**Exercise prompt**
Write out every line of the items word for word, starting from the first line and ending with the line that contains "data-label: 8 [962, 301, 967, 310]".

**Given data**

···

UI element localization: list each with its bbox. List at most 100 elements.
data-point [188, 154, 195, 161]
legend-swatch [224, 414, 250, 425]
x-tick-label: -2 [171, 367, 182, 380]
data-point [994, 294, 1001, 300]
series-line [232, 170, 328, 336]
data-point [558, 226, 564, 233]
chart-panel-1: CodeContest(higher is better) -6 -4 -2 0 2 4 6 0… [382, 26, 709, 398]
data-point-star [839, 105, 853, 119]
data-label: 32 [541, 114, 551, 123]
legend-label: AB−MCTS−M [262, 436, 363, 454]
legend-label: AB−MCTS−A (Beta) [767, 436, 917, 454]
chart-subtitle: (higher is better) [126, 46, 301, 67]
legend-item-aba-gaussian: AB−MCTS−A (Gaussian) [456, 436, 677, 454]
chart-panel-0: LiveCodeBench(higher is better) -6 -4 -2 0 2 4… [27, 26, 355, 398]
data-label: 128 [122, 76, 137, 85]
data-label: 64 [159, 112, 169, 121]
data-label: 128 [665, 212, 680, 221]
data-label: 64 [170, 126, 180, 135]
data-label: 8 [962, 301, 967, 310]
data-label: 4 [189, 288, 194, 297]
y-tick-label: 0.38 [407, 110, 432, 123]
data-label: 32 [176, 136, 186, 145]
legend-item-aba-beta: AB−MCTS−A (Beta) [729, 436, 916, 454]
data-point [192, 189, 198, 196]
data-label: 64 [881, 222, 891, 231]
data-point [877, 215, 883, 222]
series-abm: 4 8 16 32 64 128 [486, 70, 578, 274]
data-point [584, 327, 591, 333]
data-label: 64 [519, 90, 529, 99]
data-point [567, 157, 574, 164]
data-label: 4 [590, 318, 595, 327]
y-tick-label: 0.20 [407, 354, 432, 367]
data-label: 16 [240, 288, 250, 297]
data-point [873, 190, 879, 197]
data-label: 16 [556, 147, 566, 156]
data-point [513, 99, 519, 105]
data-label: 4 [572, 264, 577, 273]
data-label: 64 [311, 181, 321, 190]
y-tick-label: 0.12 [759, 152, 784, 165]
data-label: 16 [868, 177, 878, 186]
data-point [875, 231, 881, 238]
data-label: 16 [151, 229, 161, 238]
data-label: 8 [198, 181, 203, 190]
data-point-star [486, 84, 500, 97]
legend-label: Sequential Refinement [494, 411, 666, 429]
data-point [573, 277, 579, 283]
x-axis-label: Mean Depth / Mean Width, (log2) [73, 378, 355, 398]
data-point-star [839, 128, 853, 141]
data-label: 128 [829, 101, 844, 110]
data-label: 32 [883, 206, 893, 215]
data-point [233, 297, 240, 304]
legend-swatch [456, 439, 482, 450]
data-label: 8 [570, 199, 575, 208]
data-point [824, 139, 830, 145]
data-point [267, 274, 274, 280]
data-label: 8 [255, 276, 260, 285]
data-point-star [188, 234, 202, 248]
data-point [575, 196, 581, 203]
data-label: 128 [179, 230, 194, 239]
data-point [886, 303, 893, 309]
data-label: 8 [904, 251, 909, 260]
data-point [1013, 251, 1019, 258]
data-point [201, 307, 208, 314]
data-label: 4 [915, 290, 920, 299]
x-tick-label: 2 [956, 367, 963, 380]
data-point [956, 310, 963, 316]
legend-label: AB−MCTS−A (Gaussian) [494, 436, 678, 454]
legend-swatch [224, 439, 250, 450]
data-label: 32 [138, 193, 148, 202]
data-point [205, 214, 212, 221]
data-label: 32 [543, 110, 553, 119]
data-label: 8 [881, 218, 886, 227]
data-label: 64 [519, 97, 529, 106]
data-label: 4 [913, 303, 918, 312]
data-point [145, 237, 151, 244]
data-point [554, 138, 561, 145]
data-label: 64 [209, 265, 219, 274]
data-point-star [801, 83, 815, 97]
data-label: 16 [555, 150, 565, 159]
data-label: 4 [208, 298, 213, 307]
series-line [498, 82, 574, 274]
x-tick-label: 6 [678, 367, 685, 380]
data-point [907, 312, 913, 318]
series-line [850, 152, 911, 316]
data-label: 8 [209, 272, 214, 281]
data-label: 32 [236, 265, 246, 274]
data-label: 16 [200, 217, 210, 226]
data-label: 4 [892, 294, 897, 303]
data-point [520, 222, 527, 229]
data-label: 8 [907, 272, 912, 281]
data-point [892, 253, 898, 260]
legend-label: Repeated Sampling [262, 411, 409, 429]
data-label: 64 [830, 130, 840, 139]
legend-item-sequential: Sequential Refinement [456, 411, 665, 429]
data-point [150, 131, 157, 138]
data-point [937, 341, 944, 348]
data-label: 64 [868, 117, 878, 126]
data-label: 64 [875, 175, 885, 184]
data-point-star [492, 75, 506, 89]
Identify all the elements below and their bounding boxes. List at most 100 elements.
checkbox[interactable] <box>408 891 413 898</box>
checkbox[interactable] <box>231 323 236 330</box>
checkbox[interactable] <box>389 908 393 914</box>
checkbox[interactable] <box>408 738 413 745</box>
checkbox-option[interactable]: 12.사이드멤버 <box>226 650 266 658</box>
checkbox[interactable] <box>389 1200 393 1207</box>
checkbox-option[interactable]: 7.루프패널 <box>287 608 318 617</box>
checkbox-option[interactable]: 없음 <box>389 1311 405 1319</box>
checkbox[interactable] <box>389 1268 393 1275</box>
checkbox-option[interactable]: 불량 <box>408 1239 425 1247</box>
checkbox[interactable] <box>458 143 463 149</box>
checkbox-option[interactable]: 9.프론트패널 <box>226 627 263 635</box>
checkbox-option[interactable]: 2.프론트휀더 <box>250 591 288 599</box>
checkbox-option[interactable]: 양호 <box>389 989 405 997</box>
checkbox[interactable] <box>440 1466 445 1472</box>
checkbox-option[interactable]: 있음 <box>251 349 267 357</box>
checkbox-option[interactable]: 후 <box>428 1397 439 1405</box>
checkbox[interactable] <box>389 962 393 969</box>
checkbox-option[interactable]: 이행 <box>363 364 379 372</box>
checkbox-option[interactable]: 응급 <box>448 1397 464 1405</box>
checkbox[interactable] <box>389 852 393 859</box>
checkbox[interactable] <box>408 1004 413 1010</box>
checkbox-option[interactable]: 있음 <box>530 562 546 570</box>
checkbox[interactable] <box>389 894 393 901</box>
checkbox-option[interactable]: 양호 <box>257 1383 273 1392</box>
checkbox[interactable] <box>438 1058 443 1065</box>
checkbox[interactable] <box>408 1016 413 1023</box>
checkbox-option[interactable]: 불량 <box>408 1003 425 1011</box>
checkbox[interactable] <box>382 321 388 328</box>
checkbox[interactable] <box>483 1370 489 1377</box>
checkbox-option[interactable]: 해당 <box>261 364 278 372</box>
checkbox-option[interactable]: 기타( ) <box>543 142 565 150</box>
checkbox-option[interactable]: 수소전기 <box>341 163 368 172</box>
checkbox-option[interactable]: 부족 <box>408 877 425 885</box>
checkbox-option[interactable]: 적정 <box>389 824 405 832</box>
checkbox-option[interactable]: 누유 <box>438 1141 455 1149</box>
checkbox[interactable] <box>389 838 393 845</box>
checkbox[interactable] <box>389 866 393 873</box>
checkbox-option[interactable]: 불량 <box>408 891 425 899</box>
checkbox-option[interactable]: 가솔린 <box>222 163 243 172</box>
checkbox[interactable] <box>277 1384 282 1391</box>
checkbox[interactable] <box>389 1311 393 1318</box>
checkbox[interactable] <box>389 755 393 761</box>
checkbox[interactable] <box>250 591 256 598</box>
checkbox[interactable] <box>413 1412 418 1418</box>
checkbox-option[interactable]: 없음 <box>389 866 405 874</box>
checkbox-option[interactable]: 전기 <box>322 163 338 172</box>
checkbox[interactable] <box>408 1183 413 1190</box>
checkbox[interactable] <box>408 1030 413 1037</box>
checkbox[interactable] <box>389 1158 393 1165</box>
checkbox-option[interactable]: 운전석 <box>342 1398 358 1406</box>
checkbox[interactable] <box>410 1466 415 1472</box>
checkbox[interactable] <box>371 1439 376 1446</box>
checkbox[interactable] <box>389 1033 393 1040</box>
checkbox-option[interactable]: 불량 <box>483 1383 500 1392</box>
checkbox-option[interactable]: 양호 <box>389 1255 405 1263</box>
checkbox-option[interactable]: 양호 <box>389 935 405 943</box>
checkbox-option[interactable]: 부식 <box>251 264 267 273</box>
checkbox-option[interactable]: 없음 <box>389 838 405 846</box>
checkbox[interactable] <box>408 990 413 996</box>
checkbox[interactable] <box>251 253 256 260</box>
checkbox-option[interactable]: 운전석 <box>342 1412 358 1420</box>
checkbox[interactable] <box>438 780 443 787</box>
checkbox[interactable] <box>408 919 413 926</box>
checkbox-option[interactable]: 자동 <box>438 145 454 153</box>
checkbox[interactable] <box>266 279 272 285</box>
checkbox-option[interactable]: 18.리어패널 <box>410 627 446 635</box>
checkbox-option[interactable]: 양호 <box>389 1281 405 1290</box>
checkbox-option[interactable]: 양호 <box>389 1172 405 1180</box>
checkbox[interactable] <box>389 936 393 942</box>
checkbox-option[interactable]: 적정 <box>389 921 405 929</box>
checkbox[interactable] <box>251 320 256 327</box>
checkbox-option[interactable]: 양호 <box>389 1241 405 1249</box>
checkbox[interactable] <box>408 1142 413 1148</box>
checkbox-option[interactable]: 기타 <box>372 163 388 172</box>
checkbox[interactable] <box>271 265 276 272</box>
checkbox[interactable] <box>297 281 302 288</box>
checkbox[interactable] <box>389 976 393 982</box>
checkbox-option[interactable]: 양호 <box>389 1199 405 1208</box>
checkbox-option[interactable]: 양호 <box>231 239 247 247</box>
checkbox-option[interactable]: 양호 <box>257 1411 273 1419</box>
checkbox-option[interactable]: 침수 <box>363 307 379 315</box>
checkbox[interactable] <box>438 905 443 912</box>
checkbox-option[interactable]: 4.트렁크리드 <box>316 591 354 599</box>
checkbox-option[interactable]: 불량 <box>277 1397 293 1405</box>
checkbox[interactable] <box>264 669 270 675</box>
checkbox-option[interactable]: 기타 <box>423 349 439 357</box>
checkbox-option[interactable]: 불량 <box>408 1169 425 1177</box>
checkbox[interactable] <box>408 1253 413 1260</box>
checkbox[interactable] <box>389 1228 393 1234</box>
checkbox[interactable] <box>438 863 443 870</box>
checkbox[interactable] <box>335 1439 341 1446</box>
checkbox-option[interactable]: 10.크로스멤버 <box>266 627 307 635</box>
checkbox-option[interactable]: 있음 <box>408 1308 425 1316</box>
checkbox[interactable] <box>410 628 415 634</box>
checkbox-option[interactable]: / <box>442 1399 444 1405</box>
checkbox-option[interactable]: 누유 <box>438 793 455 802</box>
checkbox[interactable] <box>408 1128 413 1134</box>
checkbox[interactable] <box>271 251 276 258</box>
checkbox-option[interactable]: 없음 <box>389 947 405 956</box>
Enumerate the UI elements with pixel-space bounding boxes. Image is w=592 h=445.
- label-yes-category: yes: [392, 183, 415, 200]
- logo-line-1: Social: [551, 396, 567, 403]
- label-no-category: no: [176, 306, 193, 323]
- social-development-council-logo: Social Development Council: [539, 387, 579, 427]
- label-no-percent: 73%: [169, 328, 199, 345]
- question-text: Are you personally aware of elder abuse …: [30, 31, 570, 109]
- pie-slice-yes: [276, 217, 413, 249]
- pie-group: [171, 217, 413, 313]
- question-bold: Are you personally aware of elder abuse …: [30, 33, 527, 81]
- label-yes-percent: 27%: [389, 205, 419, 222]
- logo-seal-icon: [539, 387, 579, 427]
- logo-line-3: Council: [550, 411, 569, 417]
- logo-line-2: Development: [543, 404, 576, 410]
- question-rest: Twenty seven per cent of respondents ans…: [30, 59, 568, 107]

···

**Full output**
UI element localization: list each with its bbox. List at most 100 elements.
data-point [188, 154, 195, 161]
legend-swatch [224, 414, 250, 425]
x-tick-label: -2 [171, 367, 182, 380]
data-point [994, 294, 1001, 300]
series-line [232, 170, 328, 336]
data-point [558, 226, 564, 233]
chart-panel-1: CodeContest(higher is better) -6 -4 -2 0 2 4 6 0… [382, 26, 709, 398]
data-point-star [839, 105, 853, 119]
data-label: 32 [541, 114, 551, 123]
legend-label: AB−MCTS−M [262, 436, 363, 454]
legend-label: AB−MCTS−A (Beta) [767, 436, 917, 454]
chart-subtitle: (higher is better) [126, 46, 301, 67]
legend-item-aba-gaussian: AB−MCTS−A (Gaussian) [456, 436, 677, 454]
chart-panel-0: LiveCodeBench(higher is better) -6 -4 -2 0 2 4… [27, 26, 355, 398]
data-label: 128 [122, 76, 137, 85]
data-label: 64 [159, 112, 169, 121]
data-label: 128 [665, 212, 680, 221]
data-label: 64 [170, 126, 180, 135]
data-label: 8 [962, 301, 967, 310]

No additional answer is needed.